### Exercise
State only how many lines contain the string "Etudes".

Collection entries:
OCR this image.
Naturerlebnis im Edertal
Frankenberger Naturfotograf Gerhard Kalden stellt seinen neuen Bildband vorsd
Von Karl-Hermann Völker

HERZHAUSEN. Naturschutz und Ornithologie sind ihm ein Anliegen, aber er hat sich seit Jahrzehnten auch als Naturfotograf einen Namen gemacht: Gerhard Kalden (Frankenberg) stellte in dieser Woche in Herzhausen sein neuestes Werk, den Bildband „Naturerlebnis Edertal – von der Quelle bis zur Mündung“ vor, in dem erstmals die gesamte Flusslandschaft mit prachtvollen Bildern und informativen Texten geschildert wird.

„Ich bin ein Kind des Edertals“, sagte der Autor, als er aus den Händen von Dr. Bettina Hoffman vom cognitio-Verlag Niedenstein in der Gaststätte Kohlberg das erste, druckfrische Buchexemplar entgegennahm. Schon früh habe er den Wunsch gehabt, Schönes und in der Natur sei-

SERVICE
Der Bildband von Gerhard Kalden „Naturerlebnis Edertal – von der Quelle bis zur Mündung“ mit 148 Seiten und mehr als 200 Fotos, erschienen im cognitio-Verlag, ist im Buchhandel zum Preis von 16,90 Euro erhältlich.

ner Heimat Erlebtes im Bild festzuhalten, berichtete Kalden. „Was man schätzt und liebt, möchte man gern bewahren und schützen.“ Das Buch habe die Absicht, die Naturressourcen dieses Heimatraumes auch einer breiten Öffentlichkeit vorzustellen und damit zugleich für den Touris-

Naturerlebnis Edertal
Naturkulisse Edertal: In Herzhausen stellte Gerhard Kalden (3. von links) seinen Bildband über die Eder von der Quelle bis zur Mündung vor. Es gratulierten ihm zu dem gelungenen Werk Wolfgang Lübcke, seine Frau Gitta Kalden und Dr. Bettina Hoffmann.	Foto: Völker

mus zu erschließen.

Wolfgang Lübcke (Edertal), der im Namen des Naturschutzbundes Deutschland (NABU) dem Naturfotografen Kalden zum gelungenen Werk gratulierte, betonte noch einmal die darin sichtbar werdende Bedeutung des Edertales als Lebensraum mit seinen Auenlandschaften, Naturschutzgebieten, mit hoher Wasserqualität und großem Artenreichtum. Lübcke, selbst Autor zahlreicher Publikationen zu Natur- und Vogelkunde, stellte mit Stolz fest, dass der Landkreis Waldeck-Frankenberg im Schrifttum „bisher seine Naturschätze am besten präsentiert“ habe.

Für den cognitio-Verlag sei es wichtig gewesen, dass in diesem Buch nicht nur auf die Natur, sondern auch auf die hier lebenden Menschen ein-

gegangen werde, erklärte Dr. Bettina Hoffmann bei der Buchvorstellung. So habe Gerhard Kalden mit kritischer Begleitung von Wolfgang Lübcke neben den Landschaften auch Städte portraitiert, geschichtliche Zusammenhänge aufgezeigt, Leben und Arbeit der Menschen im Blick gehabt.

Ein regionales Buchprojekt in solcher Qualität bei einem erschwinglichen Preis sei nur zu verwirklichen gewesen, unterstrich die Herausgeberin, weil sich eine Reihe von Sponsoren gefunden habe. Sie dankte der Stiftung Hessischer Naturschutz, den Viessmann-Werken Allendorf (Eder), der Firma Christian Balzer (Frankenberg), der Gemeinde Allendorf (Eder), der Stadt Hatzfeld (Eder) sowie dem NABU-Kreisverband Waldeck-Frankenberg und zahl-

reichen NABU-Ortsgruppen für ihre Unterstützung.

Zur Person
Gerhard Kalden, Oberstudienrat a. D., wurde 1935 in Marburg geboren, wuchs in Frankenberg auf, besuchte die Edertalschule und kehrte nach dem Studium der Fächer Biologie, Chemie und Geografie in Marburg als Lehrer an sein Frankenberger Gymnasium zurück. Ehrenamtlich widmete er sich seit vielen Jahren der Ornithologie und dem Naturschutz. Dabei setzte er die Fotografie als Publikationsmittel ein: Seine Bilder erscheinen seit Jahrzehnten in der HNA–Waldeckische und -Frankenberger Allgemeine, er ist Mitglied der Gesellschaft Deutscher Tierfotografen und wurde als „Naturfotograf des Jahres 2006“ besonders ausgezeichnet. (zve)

---

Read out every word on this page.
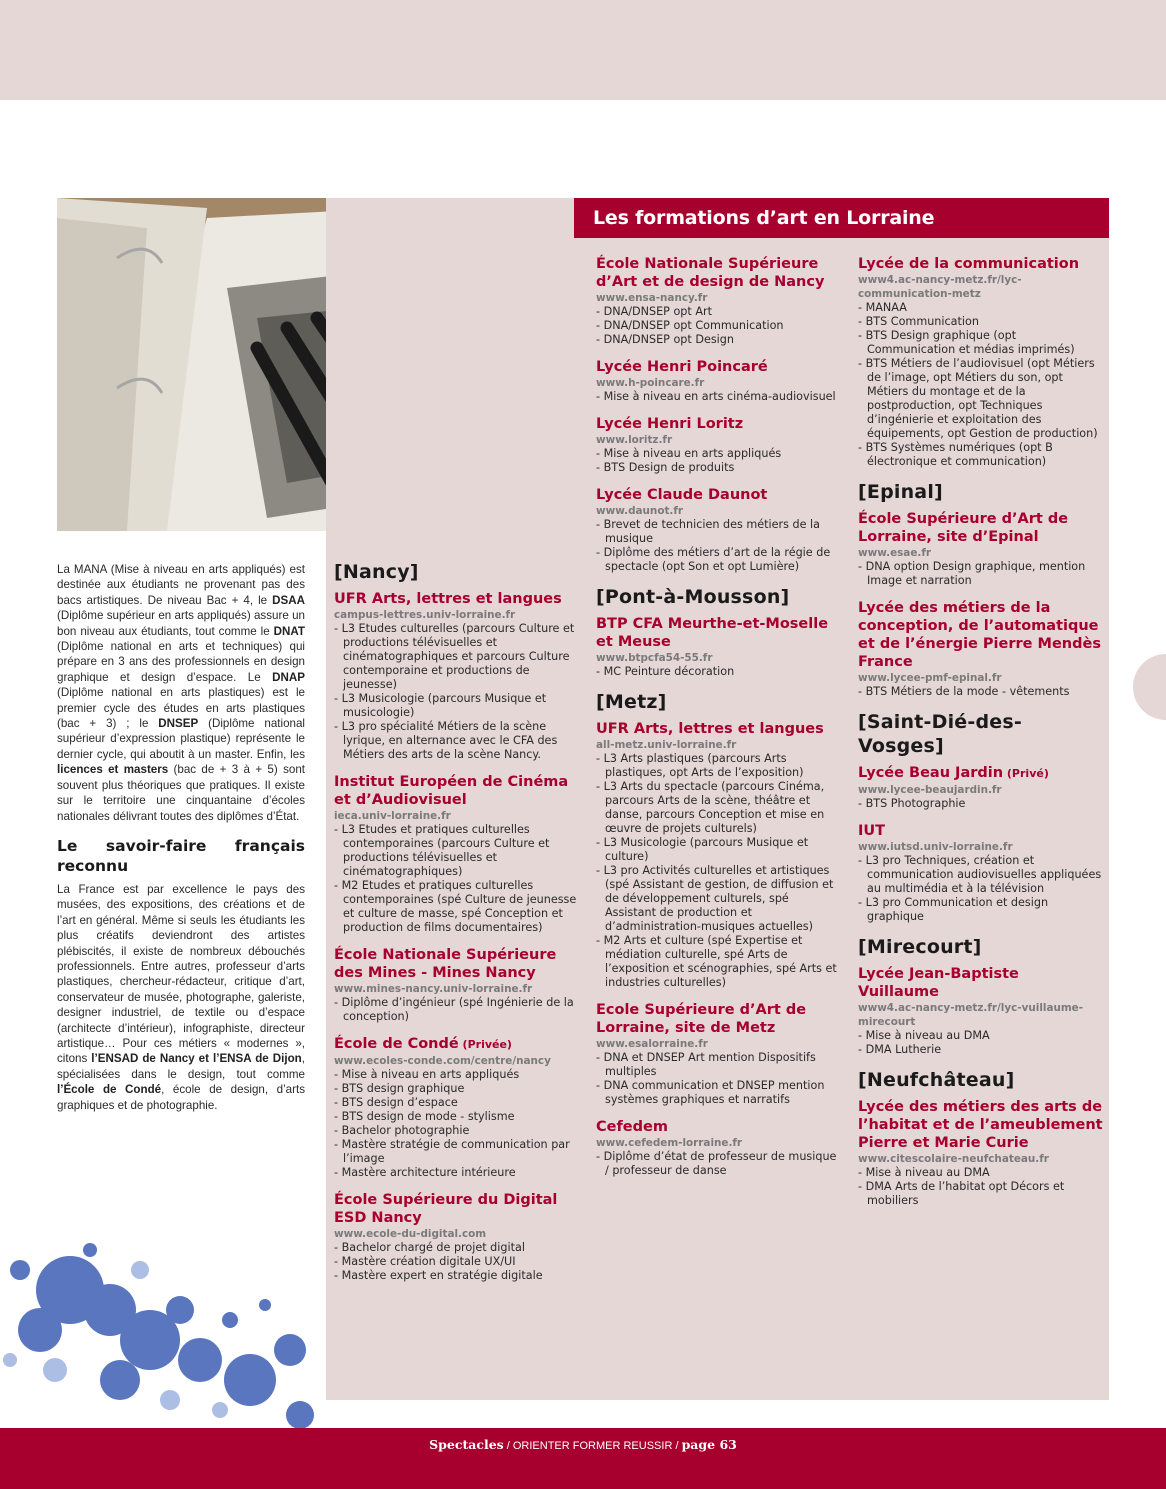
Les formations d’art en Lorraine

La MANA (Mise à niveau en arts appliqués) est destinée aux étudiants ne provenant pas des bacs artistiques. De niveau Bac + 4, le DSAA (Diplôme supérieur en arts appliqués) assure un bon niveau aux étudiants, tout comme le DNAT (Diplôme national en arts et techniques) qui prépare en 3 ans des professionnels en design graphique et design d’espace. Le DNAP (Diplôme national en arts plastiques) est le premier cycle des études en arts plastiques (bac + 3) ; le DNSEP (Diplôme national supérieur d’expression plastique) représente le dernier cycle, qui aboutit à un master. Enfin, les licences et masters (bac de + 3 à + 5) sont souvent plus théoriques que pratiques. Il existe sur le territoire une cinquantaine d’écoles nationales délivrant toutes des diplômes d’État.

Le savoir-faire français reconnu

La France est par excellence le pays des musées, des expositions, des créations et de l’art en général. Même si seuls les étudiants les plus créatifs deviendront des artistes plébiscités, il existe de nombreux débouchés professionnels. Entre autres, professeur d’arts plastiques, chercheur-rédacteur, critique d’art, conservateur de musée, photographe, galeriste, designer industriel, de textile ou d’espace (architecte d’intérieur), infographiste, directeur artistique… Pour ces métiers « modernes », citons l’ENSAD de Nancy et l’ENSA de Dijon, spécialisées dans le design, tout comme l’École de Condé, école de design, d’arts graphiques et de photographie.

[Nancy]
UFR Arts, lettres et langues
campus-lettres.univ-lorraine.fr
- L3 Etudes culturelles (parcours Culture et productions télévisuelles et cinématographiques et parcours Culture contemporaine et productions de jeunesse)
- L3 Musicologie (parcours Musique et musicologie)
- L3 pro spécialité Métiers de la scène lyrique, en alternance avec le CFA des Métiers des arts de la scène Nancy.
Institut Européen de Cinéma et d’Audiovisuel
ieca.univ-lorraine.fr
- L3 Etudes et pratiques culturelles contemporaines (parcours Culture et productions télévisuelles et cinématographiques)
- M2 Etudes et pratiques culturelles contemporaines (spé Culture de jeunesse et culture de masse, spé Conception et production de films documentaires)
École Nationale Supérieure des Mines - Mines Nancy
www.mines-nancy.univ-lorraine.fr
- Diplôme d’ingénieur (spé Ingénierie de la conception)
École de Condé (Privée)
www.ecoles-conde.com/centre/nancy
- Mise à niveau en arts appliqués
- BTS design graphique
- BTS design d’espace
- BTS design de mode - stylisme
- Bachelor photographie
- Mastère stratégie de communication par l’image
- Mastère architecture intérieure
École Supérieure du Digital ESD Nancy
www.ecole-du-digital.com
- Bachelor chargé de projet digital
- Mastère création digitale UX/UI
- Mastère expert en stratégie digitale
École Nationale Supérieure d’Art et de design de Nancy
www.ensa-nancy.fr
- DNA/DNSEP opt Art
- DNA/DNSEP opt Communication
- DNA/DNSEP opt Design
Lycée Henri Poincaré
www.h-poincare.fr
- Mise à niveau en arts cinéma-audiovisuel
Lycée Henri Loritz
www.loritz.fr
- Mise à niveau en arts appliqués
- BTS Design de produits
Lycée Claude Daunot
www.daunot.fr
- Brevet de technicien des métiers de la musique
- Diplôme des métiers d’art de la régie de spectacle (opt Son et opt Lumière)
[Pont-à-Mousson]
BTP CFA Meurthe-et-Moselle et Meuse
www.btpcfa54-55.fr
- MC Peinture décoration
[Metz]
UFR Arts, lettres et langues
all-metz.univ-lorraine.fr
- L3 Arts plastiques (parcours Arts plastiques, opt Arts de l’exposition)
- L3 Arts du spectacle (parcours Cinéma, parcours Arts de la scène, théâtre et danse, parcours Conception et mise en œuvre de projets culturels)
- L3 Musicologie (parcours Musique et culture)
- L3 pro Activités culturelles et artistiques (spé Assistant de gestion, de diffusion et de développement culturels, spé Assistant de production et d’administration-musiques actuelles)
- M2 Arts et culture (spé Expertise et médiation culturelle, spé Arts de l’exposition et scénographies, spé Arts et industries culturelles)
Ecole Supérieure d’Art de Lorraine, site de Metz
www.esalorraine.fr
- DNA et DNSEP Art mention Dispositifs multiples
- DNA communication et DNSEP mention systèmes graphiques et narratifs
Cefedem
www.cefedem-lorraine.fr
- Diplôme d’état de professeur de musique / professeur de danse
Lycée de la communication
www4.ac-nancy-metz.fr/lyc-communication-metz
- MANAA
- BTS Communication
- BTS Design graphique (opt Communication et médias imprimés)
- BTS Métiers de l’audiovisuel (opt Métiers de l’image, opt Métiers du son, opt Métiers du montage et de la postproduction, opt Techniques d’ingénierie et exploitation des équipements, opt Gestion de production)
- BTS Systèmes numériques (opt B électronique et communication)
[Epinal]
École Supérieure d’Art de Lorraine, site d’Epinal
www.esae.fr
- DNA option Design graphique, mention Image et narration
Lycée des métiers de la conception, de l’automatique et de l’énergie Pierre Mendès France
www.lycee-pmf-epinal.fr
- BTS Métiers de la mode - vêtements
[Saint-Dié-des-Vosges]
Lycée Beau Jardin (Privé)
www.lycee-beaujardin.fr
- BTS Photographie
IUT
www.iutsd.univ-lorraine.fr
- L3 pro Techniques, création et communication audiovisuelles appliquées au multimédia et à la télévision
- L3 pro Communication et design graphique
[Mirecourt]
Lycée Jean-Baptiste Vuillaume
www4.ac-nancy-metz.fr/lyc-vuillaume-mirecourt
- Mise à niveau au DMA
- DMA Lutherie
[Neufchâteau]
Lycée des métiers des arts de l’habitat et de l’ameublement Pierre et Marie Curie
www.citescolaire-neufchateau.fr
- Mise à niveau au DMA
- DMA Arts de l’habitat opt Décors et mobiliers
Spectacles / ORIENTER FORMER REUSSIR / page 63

### Exercise answer
3